>> Begin Excerpted records

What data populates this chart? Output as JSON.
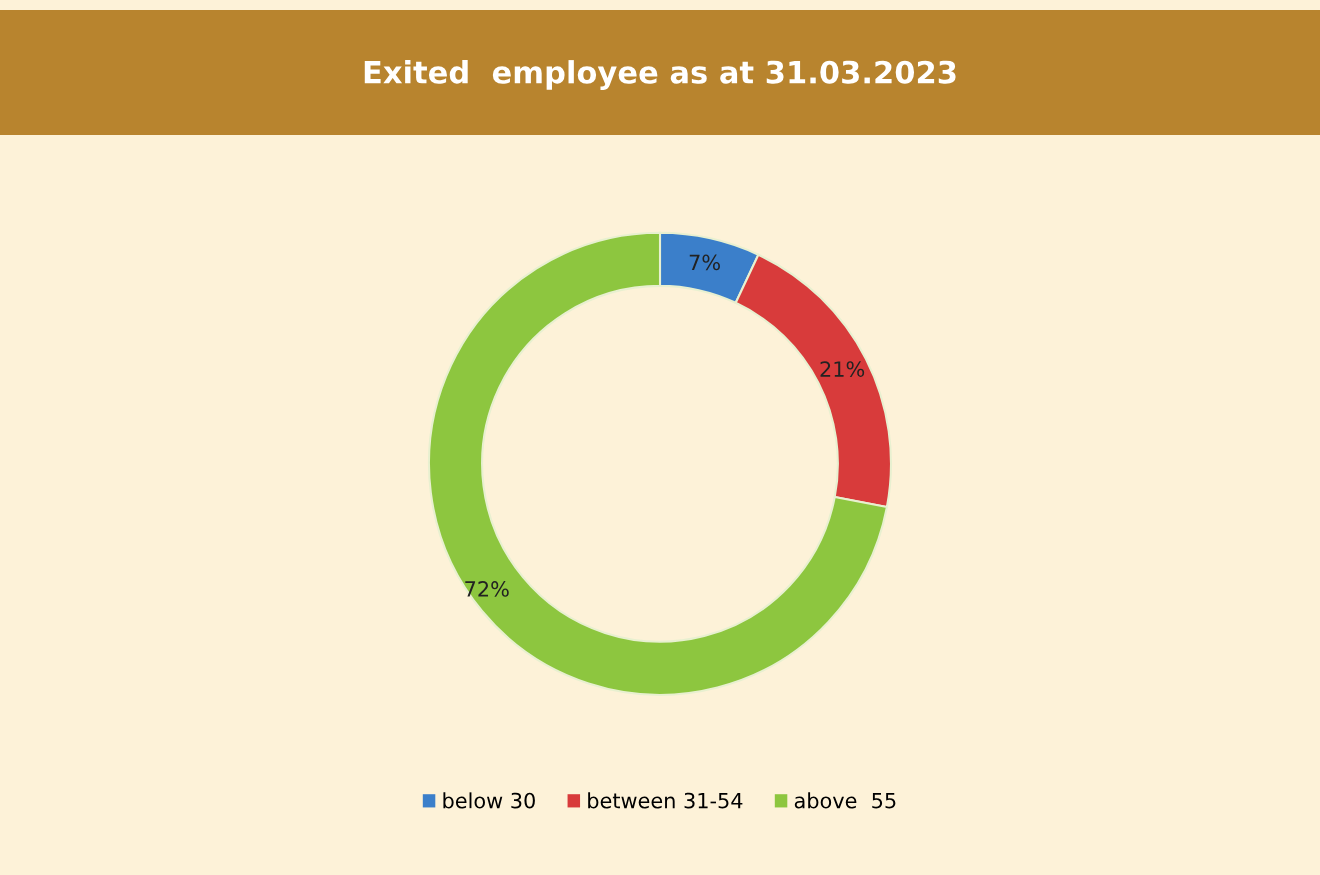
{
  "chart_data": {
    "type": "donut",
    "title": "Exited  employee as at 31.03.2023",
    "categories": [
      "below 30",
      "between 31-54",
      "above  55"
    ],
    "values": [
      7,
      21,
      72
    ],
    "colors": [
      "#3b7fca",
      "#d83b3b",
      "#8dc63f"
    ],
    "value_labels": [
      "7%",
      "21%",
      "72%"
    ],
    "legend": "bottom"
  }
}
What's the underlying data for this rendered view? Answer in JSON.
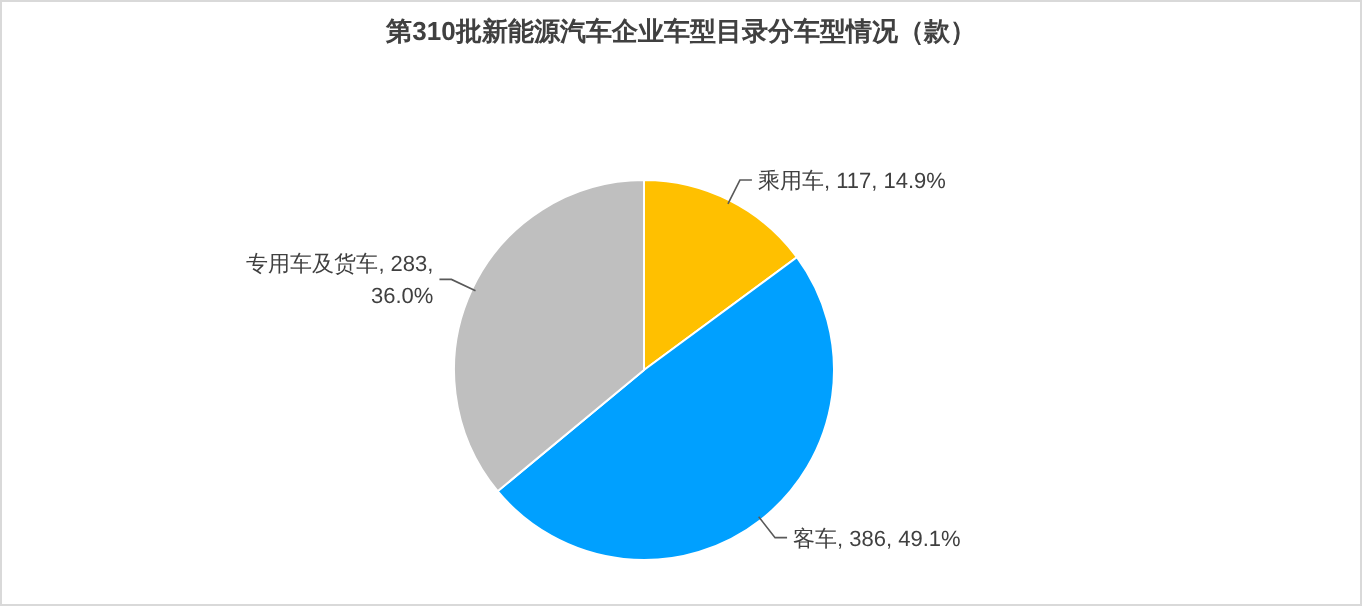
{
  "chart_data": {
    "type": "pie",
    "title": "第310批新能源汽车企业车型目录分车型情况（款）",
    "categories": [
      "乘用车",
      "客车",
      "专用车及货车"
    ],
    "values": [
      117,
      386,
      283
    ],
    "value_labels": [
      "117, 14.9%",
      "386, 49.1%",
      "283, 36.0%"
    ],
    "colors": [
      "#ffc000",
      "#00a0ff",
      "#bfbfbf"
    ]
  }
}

>> End Excerpted records

[Problem statement] Every entry above should be duplicated exactly. Do not include the images.

[Exercise output]
What data populates this chart? Output as JSON.
{
  "chart_data": {
    "type": "donut",
    "title": "Exited  employee as at 31.03.2023",
    "categories": [
      "below 30",
      "between 31-54",
      "above  55"
    ],
    "values": [
      7,
      21,
      72
    ],
    "colors": [
      "#3b7fca",
      "#d83b3b",
      "#8dc63f"
    ],
    "value_labels": [
      "7%",
      "21%",
      "72%"
    ],
    "legend": "bottom"
  }
}
What's the underlying data for this rendered view? Answer in JSON.
{
  "chart_data": {
    "type": "pie",
    "title": "第310批新能源汽车企业车型目录分车型情况（款）",
    "categories": [
      "乘用车",
      "客车",
      "专用车及货车"
    ],
    "values": [
      117,
      386,
      283
    ],
    "value_labels": [
      "117, 14.9%",
      "386, 49.1%",
      "283, 36.0%"
    ],
    "colors": [
      "#ffc000",
      "#00a0ff",
      "#bfbfbf"
    ]
  }
}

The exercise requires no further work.